Collected data entries:
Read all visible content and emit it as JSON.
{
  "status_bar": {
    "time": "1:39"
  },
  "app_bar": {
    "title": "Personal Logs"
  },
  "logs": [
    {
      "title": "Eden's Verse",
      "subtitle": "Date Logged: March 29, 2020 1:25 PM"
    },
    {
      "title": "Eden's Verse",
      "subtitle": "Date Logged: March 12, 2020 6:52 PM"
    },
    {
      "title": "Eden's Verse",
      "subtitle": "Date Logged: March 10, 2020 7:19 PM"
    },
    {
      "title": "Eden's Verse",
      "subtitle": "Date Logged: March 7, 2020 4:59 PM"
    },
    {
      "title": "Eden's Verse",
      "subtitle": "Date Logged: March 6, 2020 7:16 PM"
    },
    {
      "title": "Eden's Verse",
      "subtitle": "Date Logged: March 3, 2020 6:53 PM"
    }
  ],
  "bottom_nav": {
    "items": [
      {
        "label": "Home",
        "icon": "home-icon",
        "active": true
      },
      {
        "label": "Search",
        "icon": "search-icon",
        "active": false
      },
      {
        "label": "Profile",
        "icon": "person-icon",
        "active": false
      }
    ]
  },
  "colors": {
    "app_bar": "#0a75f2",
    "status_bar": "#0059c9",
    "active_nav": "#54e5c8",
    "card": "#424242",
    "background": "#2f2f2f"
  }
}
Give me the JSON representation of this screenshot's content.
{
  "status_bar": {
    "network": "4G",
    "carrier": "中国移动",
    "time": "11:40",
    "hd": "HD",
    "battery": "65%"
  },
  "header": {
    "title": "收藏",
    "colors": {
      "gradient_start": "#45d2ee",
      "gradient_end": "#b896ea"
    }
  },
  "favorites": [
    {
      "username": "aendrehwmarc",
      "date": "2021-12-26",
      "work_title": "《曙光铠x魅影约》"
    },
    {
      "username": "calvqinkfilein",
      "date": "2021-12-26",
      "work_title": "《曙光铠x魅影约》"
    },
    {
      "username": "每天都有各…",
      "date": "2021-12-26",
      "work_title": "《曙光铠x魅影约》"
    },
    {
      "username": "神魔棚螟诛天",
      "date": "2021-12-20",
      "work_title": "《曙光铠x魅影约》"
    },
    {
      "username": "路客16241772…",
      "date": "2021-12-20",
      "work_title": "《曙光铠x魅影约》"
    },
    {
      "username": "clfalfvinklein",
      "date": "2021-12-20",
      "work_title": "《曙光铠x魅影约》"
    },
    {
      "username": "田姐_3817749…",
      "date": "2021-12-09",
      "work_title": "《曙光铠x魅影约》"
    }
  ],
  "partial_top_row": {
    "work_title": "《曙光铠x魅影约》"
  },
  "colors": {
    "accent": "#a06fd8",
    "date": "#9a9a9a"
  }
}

→ **Your goal**: Collect each line containing the string "March".

→ **Correct output**:
      "subtitle": "Date Logged: March 29, 2020 1:25 PM"
      "subtitle": "Date Logged: March 12, 2020 6:52 PM"
      "subtitle": "Date Logged: March 10, 2020 7:19 PM"
      "subtitle": "Date Logged: March 7, 2020 4:59 PM"
      "subtitle": "Date Logged: March 6, 2020 7:16 PM"
      "subtitle": "Date Logged: March 3, 2020 6:53 PM"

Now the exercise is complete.